» **What is being asked**: According to the passage below on risks to Google's business, approximately what share of Google's total revenues in 2008 came from international revenues?

» **Supplied passage**:
━━━━

  • Microsoft and Yahoo also may have a greater ability to attract and retain users than we do because they operate internet portals with a broad range of content products and services.
  • If Microsoft or Yahoo is successful in providing similar or better web search results or more relevant advertisements, or in leveraging their platforms or products to make their web search or advertising services easier to access, we could experience a significant decline in user traffic or the size of the Google Network. Any such decline could negatively affect our revenues.
  • Revenue growth rate will generally decline as a result of a number of factors including increasing competition, the inevitable decline in growth rates as revenues increase to higher levels and the increasing maturity of the online advertising market.
  • Operating margin will experience downward pressure as a result of increasing competition and increased expenditures for many aspects of our business.
  • Operating margin will also experience downward pressure if a greater percentage of of revenues comes from ads placed on Google Network members’ web sites compared to revenues generated through ads placed on [Google’s] own web sites or if [Google] spend a proportionately larger amount to promote the distribution of certain products, including Google Toolbar.
  • Margin on revenue generated from Google Network members is significantly less than the margin on revenue we generate from advertising on our web sites.
  • Generated 99% of revenues in 2007 and 97% of revenues in 2008 from advertisers.
  • Provide advertising, web search and other services to Google Network members, which accounted for 35% of revenues in 2007 and 31% of revenues in 2008.
  • International revenues accounted for approximately 51% of total revenues in 2008, and more than half of user traffic came from outside the U.S.
  • Face risks associated with trademarks. For example, there is a risk that the word “Google” could become so commonly used that it becomes synonymous with the word “search.”  If this happens, could lose protection for this trademark, which could result in other people using the word “Google” to refer to their own products, thus diminishing [Google]brand.
  • Companies have filed trademark infringement and related claims over the display of ads in response to user queries that include trademark terms. The outcomes of these lawsuits have differed from jurisdiction to jurisdiction.  Currently have three cases pending at the European Court of Justice, which will address questions regarding whether advertisers and search engines can be held liable for use of trademarked terms in keyword advertising.
  • Subject to additional claims with respect to Google Book Search in other parts of the world.
    Digital Millennium Copyright Act has provisions that limit, but do not necessarily eliminate, liability for listing or linking to third-party web sites that include materials that infringe copyrights or other rights.
  • Large amount of information on the internet is provided in proprietary document formats such as Microsoft Word. The providers of the software application used to create these documents could engineer the document format to prevent or interfere with ability to access the document contents with search technology.  This would mean that the document contents would not be included in search results even if the contents were directly relevant to a search.
  • Software providers may also seek to require [Google] to pay royalties in exchange for the ability to search documents in their format. If the software provider also competes in the search business, they may give their search technology a preferential ability to search documents in their proprietary format. Any of these results could harm [Google] brand and operating results.
  • Technologies have been developed that can block the display of our ads. Most of our revenues are derived from fees paid to us by advertisers in connection with the display of ads on web pages. As a result, ad-blocking technology could adversely affect our operating results. (i.e. Adblock, CustomizeGoogle, or other similar Firefox extensions?)
  • Payments to certain Google Network members have exceeded the related fees we receive from  advertisers. December 31, 2008, aggregate outstanding non-cancelable guaranteed minimum revenue share commitments totaled $1.03 billion through 2012 compared to $1.75 billion at December 31, 2007.

━━━━

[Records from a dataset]
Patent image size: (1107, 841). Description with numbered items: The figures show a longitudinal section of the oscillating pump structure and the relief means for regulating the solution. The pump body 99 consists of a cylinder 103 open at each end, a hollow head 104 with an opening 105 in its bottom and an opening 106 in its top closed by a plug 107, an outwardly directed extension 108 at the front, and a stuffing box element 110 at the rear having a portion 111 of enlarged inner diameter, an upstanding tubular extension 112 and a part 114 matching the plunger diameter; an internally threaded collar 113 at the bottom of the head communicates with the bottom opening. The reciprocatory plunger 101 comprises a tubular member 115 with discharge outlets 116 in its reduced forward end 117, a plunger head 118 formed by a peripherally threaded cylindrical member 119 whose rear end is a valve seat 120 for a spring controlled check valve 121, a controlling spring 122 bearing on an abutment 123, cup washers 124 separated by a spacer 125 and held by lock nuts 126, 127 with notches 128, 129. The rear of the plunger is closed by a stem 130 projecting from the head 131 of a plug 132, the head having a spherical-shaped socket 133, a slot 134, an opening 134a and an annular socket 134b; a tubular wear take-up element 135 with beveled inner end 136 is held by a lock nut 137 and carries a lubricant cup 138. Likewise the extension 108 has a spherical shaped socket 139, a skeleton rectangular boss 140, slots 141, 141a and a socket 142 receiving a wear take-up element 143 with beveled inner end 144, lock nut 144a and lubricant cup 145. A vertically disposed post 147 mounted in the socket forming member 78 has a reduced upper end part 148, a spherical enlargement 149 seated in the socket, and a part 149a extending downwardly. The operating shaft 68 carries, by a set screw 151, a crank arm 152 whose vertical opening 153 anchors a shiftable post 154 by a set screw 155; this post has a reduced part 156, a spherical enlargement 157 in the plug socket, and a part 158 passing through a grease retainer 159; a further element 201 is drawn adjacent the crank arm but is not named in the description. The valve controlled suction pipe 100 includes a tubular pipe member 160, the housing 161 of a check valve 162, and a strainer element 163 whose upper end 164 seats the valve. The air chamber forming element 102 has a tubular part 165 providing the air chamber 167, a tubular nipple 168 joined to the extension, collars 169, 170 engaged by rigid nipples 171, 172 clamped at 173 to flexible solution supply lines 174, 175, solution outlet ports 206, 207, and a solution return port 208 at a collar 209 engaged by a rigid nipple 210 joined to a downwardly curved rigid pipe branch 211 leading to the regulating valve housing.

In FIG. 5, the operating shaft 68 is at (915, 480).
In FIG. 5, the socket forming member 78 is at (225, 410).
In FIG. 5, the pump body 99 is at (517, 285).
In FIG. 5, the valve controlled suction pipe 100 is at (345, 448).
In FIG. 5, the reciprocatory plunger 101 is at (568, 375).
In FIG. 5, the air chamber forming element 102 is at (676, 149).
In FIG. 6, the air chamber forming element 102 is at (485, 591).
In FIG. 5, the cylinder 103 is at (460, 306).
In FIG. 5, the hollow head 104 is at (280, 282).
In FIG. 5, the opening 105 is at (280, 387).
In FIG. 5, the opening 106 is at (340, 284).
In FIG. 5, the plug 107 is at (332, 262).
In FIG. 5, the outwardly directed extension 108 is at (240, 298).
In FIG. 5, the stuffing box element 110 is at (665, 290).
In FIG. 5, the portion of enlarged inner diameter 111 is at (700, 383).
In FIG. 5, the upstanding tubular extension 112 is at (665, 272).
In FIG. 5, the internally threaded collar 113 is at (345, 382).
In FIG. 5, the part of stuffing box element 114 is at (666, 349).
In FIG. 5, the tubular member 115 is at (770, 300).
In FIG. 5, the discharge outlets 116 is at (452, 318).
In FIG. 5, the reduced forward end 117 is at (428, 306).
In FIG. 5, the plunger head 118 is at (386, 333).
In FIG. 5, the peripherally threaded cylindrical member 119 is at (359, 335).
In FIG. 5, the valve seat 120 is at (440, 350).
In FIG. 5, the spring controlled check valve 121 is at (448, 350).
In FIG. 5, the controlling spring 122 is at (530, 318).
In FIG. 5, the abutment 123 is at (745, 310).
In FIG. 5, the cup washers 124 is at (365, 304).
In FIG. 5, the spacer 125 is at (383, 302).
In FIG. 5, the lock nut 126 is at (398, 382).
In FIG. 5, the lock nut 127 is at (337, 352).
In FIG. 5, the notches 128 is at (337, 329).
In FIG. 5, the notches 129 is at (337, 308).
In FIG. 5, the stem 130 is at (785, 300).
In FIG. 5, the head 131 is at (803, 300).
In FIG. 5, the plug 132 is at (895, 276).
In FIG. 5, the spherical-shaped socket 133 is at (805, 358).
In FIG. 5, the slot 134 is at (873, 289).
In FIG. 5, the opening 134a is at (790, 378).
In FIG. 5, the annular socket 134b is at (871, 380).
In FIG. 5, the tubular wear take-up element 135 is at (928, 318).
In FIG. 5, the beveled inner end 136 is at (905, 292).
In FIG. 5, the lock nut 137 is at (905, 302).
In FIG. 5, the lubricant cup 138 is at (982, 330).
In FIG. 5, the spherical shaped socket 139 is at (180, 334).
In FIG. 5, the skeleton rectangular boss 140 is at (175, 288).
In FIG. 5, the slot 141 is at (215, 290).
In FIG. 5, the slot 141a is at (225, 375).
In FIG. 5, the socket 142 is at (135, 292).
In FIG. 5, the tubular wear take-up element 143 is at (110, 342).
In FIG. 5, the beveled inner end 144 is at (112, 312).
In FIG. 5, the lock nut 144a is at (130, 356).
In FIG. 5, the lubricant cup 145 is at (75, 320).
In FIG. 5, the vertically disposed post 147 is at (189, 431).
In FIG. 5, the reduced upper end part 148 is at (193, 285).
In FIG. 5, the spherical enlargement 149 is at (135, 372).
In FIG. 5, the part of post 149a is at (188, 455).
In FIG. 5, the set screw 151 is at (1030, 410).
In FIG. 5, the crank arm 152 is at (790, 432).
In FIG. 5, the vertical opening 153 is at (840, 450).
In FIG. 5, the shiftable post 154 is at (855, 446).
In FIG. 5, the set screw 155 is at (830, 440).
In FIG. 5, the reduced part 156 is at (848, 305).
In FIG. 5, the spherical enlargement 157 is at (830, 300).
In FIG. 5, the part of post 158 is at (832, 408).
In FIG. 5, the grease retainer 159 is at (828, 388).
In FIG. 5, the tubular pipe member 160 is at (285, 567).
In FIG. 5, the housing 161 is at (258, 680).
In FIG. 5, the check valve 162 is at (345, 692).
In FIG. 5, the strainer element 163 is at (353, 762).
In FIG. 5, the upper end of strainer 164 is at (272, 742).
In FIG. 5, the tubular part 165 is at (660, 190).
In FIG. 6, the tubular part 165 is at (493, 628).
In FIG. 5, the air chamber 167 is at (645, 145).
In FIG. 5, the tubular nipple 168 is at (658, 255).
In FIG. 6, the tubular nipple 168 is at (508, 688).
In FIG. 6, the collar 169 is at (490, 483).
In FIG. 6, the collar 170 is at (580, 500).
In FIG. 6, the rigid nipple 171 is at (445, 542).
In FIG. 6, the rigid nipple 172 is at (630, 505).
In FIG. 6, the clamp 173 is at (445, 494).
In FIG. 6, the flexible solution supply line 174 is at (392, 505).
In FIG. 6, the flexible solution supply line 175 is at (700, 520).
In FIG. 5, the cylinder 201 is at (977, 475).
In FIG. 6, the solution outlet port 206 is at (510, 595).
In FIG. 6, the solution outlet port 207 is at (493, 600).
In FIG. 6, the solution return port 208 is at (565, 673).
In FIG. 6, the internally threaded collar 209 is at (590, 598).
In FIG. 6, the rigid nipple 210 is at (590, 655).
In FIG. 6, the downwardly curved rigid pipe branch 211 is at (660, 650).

━━━━

» **Exercise answer**: Approximately 51%.